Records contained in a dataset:
— Start —
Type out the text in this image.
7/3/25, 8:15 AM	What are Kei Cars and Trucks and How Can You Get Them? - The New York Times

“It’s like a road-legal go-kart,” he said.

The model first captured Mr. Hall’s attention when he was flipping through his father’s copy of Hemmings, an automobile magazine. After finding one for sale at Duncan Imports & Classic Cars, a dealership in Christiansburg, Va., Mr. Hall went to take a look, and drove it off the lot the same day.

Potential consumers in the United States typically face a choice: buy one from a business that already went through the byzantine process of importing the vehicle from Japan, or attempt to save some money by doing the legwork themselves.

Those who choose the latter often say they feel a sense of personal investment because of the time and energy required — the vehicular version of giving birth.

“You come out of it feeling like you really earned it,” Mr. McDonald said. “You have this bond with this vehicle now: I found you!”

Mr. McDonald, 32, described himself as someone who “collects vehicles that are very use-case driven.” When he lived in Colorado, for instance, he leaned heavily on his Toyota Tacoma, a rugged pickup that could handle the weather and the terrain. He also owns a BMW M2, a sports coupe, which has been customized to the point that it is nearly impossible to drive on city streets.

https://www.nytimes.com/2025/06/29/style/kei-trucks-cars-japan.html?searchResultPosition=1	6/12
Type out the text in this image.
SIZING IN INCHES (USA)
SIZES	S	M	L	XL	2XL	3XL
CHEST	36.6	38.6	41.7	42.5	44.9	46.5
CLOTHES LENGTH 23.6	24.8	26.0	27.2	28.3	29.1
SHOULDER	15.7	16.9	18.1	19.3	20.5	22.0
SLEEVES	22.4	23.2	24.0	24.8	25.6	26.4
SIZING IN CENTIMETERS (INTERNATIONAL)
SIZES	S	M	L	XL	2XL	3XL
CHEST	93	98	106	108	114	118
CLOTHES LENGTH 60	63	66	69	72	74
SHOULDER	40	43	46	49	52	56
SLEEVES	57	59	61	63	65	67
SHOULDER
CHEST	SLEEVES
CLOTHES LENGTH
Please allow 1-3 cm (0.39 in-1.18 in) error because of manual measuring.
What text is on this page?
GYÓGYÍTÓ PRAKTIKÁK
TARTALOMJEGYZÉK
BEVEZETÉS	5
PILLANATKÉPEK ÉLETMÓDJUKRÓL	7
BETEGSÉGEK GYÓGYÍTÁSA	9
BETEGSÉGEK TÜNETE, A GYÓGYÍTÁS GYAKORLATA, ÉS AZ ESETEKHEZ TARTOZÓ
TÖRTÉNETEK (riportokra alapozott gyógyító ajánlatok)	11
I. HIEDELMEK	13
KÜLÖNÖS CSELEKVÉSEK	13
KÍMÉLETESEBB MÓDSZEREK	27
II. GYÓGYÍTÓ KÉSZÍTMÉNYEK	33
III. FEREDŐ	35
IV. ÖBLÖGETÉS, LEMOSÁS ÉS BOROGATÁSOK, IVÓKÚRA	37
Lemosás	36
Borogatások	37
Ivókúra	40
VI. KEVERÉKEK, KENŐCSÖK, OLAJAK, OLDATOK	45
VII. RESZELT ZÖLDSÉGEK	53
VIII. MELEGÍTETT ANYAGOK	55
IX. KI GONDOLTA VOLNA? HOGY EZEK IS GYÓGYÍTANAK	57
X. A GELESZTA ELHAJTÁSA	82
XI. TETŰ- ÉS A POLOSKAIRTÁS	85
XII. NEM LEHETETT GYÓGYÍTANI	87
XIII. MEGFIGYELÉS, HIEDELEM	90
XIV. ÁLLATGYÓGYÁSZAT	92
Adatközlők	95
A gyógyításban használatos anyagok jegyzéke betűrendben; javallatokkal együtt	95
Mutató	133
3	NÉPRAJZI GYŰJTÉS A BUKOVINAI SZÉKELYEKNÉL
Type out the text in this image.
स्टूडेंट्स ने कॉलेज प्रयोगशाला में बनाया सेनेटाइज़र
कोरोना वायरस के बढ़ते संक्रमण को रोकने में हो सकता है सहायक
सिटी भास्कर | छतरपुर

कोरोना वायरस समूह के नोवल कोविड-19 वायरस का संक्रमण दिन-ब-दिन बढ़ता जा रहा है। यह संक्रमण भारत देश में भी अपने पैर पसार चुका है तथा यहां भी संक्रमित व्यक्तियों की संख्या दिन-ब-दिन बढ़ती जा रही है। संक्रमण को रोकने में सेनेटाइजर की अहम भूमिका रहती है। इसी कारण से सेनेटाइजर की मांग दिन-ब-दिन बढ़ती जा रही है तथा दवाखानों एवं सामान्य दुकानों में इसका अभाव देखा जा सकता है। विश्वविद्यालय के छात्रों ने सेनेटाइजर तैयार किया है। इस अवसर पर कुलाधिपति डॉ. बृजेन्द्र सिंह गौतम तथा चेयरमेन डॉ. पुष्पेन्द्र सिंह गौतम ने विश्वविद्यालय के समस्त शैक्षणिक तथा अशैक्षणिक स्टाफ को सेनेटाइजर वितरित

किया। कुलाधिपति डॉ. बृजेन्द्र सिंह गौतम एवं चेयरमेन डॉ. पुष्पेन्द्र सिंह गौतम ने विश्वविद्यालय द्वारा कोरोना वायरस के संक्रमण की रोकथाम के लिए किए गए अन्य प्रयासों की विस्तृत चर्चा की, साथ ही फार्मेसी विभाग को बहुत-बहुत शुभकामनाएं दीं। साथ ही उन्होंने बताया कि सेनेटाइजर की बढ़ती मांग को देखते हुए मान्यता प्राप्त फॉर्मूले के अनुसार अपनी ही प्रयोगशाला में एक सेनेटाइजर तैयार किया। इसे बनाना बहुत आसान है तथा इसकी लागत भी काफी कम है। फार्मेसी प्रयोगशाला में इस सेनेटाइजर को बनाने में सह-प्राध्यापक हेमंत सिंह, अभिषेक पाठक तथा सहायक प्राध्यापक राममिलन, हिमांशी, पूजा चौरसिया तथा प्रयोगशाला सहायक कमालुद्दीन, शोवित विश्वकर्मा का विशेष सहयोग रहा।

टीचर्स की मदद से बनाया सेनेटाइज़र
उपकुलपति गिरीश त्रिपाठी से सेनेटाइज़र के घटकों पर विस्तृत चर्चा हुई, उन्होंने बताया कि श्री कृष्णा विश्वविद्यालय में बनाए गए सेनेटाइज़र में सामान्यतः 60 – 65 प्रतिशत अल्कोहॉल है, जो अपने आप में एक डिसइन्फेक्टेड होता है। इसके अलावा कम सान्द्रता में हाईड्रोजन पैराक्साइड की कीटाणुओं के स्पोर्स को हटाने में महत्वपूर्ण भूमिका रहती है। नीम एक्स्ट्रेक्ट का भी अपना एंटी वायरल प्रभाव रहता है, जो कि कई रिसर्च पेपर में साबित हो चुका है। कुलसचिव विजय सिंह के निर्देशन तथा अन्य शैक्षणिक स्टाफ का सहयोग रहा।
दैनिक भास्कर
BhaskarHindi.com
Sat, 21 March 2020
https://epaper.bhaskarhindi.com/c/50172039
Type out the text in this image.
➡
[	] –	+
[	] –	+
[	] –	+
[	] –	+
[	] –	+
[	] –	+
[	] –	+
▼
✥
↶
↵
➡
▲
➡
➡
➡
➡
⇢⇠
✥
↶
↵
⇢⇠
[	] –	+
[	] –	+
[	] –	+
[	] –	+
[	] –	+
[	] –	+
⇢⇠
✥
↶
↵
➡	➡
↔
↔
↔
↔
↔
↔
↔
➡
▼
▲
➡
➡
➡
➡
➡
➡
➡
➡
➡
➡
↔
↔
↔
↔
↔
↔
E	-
— End —
◆ **Goal**
Please restate the data word for word, every record included.

◆ **Result of this exercise**
Type out the text in this image.
7/3/25, 8:15 AM	What are Kei Cars and Trucks and How Can You Get Them? - The New York Times

“It’s like a road-legal go-kart,” he said.

The model first captured Mr. Hall’s attention when he was flipping through his father’s copy of Hemmings, an automobile magazine. After finding one for sale at Duncan Imports & Classic Cars, a dealership in Christiansburg, Va., Mr. Hall went to take a look, and drove it off the lot the same day.

Potential consumers in the United States typically face a choice: buy one from a business that already went through the byzantine process of importing the vehicle from Japan, or attempt to save some money by doing the legwork themselves.

Those who choose the latter often say they feel a sense of personal investment because of the time and energy required — the vehicular version of giving birth.

“You come out of it feeling like you really earned it,” Mr. McDonald said. “You have this bond with this vehicle now: I found you!”

Mr. McDonald, 32, described himself as someone who “collects vehicles that are very use-case driven.” When he lived in Colorado, for instance, he leaned heavily on his Toyota Tacoma, a rugged pickup that could handle the weather and the terrain. He also owns a BMW M2, a sports coupe, which has been customized to the point that it is nearly impossible to drive on city streets.

https://www.nytimes.com/2025/06/29/style/kei-trucks-cars-japan.html?searchResultPosition=1	6/12
Type out the text in this image.
SIZING IN INCHES (USA)
SIZES	S	M	L	XL	2XL	3XL
CHEST	36.6	38.6	41.7	42.5	44.9	46.5
CLOTHES LENGTH 23.6	24.8	26.0	27.2	28.3	29.1
SHOULDER	15.7	16.9	18.1	19.3	20.5	22.0
SLEEVES	22.4	23.2	24.0	24.8	25.6	26.4
SIZING IN CENTIMETERS (INTERNATIONAL)
SIZES	S	M	L	XL	2XL	3XL
CHEST	93	98	106	108	114	118
CLOTHES LENGTH 60	63	66	69	72	74
SHOULDER	40	43	46	49	52	56
SLEEVES	57	59	61	63	65	67
SHOULDER
CHEST	SLEEVES
CLOTHES LENGTH
Please allow 1-3 cm (0.39 in-1.18 in) error because of manual measuring.
What text is on this page?
GYÓGYÍTÓ PRAKTIKÁK
TARTALOMJEGYZÉK
BEVEZETÉS	5
PILLANATKÉPEK ÉLETMÓDJUKRÓL	7
BETEGSÉGEK GYÓGYÍTÁSA	9
BETEGSÉGEK TÜNETE, A GYÓGYÍTÁS GYAKORLATA, ÉS AZ ESETEKHEZ TARTOZÓ
TÖRTÉNETEK (riportokra alapozott gyógyító ajánlatok)	11
I. HIEDELMEK	13
KÜLÖNÖS CSELEKVÉSEK	13
KÍMÉLETESEBB MÓDSZEREK	27
II. GYÓGYÍTÓ KÉSZÍTMÉNYEK	33
III. FEREDŐ	35
IV. ÖBLÖGETÉS, LEMOSÁS ÉS BOROGATÁSOK, IVÓKÚRA	37
Lemosás	36
Borogatások	37
Ivókúra	40
VI. KEVERÉKEK, KENŐCSÖK, OLAJAK, OLDATOK	45
VII. RESZELT ZÖLDSÉGEK	53
VIII. MELEGÍTETT ANYAGOK	55
IX. KI GONDOLTA VOLNA? HOGY EZEK IS GYÓGYÍTANAK	57
X. A GELESZTA ELHAJTÁSA	82
XI. TETŰ- ÉS A POLOSKAIRTÁS	85
XII. NEM LEHETETT GYÓGYÍTANI	87
XIII. MEGFIGYELÉS, HIEDELEM	90
XIV. ÁLLATGYÓGYÁSZAT	92
Adatközlők	95
A gyógyításban használatos anyagok jegyzéke betűrendben; javallatokkal együtt	95
Mutató	133
3	NÉPRAJZI GYŰJTÉS A BUKOVINAI SZÉKELYEKNÉL
Type out the text in this image.
स्टूडेंट्स ने कॉलेज प्रयोगशाला में बनाया सेनेटाइज़र
कोरोना वायरस के बढ़ते संक्रमण को रोकने में हो सकता है सहायक
सिटी भास्कर | छतरपुर

कोरोना वायरस समूह के नोवल कोविड-19 वायरस का संक्रमण दिन-ब-दिन बढ़ता जा रहा है। यह संक्रमण भारत देश में भी अपने पैर पसार चुका है तथा यहां भी संक्रमित व्यक्तियों की संख्या दिन-ब-दिन बढ़ती जा रही है। संक्रमण को रोकने में सेनेटाइजर की अहम भूमिका रहती है। इसी कारण से सेनेटाइजर की मांग दिन-ब-दिन बढ़ती जा रही है तथा दवाखानों एवं सामान्य दुकानों में इसका अभाव देखा जा सकता है। विश्वविद्यालय के छात्रों ने सेनेटाइजर तैयार किया है। इस अवसर पर कुलाधिपति डॉ. बृजेन्द्र सिंह गौतम तथा चेयरमेन डॉ. पुष्पेन्द्र सिंह गौतम ने विश्वविद्यालय के समस्त शैक्षणिक तथा अशैक्षणिक स्टाफ को सेनेटाइजर वितरित

किया। कुलाधिपति डॉ. बृजेन्द्र सिंह गौतम एवं चेयरमेन डॉ. पुष्पेन्द्र सिंह गौतम ने विश्वविद्यालय द्वारा कोरोना वायरस के संक्रमण की रोकथाम के लिए किए गए अन्य प्रयासों की विस्तृत चर्चा की, साथ ही फार्मेसी विभाग को बहुत-बहुत शुभकामनाएं दीं। साथ ही उन्होंने बताया कि सेनेटाइजर की बढ़ती मांग को देखते हुए मान्यता प्राप्त फॉर्मूले के अनुसार अपनी ही प्रयोगशाला में एक सेनेटाइजर तैयार किया। इसे बनाना बहुत आसान है तथा इसकी लागत भी काफी कम है। फार्मेसी प्रयोगशाला में इस सेनेटाइजर को बनाने में सह-प्राध्यापक हेमंत सिंह, अभिषेक पाठक तथा सहायक प्राध्यापक राममिलन, हिमांशी, पूजा चौरसिया तथा प्रयोगशाला सहायक कमालुद्दीन, शोवित विश्वकर्मा का विशेष सहयोग रहा।

टीचर्स की मदद से बनाया सेनेटाइज़र
उपकुलपति गिरीश त्रिपाठी से सेनेटाइज़र के घटकों पर विस्तृत चर्चा हुई, उन्होंने बताया कि श्री कृष्णा विश्वविद्यालय में बनाए गए सेनेटाइज़र में सामान्यतः 60 – 65 प्रतिशत अल्कोहॉल है, जो अपने आप में एक डिसइन्फेक्टेड होता है। इसके अलावा कम सान्द्रता में हाईड्रोजन पैराक्साइड की कीटाणुओं के स्पोर्स को हटाने में महत्वपूर्ण भूमिका रहती है। नीम एक्स्ट्रेक्ट का भी अपना एंटी वायरल प्रभाव रहता है, जो कि कई रिसर्च पेपर में साबित हो चुका है। कुलसचिव विजय सिंह के निर्देशन तथा अन्य शैक्षणिक स्टाफ का सहयोग रहा।
दैनिक भास्कर
BhaskarHindi.com
Sat, 21 March 2020
https://epaper.bhaskarhindi.com/c/50172039
Type out the text in this image.
➡
[	] –	+
[	] –	+
[	] –	+
[	] –	+
[	] –	+
[	] –	+
[	] –	+
▼
✥
↶
↵
➡
▲
➡
➡
➡
➡
⇢⇠
✥
↶
↵
⇢⇠
[	] –	+
[	] –	+
[	] –	+
[	] –	+
[	] –	+
[	] –	+
⇢⇠
✥
↶
↵
➡	➡
↔
↔
↔
↔
↔
↔
↔
➡
▼
▲
➡
➡
➡
➡
➡
➡
➡
➡
➡
➡
↔
↔
↔
↔
↔
↔
E	-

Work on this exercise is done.